--- Required action ---
Determine how many lines in the material below contain the word "Join", and give that number without comment.
══ Input records ══
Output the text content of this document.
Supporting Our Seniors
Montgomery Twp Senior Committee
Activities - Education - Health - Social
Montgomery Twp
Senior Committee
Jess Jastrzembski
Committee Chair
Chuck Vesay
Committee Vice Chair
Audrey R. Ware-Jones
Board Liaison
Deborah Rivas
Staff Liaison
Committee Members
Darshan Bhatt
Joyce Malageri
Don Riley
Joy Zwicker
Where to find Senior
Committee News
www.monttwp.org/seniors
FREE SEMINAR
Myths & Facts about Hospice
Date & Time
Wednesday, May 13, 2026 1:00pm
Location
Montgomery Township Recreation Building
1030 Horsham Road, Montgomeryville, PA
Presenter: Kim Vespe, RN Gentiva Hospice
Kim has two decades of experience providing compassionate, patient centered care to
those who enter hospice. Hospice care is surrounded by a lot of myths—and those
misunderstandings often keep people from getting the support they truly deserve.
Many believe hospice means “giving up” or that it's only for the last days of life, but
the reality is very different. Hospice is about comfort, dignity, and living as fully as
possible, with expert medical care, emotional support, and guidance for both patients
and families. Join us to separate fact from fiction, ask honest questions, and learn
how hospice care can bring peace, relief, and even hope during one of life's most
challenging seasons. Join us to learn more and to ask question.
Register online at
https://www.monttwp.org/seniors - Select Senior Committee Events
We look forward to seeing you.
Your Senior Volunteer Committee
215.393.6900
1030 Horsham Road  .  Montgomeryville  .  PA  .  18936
═══
--- Answer ---
2